** Start of SUPPLIED MATERIAL **

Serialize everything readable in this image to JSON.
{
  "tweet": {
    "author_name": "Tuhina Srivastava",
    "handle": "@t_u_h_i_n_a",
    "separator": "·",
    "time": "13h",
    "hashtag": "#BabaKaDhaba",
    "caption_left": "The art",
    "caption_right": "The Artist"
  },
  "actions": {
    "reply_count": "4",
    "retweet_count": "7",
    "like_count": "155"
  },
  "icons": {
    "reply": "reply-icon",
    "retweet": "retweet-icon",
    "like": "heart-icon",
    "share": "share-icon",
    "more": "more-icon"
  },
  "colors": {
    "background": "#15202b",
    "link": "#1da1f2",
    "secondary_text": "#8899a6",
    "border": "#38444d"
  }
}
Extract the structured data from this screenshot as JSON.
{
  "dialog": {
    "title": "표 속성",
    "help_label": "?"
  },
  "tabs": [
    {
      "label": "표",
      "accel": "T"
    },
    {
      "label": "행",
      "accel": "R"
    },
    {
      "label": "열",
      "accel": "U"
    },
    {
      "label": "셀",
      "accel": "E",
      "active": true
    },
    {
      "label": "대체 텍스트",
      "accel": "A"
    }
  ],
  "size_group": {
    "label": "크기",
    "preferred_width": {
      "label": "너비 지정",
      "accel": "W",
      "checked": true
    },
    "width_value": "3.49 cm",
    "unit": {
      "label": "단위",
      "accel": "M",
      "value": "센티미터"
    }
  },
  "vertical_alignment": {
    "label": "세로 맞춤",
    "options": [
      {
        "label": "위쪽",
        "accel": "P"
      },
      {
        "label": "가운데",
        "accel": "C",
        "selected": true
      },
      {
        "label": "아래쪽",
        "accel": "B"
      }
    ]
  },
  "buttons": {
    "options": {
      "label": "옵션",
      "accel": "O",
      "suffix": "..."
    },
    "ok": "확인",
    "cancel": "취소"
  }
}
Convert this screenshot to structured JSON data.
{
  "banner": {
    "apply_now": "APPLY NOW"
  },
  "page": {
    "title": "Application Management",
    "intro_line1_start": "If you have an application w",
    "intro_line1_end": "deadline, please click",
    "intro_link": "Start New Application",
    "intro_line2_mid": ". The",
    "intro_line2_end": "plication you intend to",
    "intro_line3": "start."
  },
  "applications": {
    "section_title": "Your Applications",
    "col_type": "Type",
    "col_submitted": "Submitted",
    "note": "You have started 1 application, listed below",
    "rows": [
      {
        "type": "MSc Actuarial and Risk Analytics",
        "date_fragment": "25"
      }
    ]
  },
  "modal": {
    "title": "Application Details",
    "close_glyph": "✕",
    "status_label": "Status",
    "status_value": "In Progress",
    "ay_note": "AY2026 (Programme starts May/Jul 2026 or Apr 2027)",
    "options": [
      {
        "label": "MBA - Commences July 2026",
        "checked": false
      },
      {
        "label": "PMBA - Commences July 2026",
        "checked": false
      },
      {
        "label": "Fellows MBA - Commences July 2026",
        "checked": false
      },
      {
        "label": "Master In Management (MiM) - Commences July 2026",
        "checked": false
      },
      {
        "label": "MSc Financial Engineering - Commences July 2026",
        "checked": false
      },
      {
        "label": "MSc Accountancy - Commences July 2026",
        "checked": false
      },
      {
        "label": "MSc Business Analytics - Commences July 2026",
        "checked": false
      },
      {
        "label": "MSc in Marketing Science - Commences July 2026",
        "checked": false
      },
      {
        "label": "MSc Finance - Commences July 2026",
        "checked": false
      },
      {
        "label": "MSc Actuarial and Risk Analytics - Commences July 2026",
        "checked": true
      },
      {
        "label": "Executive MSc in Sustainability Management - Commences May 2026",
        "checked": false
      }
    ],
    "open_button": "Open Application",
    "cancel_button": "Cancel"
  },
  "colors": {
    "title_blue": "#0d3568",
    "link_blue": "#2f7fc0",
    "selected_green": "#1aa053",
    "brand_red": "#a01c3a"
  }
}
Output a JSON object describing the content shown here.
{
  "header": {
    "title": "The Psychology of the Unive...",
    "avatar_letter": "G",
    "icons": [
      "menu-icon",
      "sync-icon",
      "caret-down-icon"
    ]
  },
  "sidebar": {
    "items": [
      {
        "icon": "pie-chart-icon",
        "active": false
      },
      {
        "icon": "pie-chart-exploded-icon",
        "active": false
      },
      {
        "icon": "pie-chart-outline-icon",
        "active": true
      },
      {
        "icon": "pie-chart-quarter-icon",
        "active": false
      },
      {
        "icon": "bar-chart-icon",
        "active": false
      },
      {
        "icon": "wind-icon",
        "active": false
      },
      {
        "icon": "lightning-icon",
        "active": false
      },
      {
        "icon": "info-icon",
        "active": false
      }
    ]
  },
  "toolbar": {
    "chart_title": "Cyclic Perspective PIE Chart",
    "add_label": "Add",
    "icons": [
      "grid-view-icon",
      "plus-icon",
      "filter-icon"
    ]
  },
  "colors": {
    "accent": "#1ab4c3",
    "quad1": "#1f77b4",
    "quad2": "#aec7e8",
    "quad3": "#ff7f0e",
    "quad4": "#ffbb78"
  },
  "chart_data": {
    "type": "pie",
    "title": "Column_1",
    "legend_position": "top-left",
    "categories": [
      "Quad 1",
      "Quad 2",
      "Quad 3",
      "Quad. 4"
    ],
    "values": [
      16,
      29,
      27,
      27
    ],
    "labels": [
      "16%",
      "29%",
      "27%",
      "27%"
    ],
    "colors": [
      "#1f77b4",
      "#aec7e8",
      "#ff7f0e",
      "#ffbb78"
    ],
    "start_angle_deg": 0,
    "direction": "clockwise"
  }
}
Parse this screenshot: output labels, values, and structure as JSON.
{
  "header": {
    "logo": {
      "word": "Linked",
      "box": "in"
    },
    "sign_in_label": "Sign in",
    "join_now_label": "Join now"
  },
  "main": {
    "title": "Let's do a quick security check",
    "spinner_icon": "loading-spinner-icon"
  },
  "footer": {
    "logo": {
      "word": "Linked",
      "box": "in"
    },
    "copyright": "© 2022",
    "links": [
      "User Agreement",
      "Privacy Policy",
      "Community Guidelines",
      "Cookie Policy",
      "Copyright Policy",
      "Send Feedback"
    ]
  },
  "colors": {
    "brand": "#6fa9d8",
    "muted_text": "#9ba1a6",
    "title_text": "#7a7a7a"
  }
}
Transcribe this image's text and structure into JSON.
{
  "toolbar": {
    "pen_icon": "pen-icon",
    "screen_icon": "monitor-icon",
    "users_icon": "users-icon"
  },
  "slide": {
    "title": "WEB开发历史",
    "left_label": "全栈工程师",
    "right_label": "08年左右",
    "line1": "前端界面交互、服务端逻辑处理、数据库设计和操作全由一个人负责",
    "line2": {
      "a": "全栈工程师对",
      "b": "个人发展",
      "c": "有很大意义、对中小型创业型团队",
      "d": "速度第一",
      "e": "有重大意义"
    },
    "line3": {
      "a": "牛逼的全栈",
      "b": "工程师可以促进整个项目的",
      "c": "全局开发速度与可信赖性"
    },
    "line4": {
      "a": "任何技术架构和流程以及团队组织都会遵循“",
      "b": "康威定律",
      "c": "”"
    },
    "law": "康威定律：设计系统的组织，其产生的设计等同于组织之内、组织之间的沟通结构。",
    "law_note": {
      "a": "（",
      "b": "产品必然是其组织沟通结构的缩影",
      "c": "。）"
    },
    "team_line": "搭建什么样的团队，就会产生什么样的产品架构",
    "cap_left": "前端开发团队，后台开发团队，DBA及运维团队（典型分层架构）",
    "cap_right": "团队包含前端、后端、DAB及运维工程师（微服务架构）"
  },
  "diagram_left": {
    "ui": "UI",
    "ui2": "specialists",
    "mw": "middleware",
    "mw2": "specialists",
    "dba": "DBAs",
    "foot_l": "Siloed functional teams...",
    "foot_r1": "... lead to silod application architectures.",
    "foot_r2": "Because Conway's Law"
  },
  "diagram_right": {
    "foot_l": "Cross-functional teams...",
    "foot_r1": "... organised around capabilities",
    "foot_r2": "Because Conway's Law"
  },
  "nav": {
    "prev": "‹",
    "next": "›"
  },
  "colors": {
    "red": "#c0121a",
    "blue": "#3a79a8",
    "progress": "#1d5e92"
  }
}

** End of SUPPLIED MATERIAL **

_GOAL_
Pick out the lines containing the string "Analytics" and show them.

_THE RESPONSE_
        "type": "MSc Actuarial and Risk Analytics",
        "label": "MSc Business Analytics - Commences July 2026",
        "label": "MSc Actuarial and Risk Analytics - Commences July 2026",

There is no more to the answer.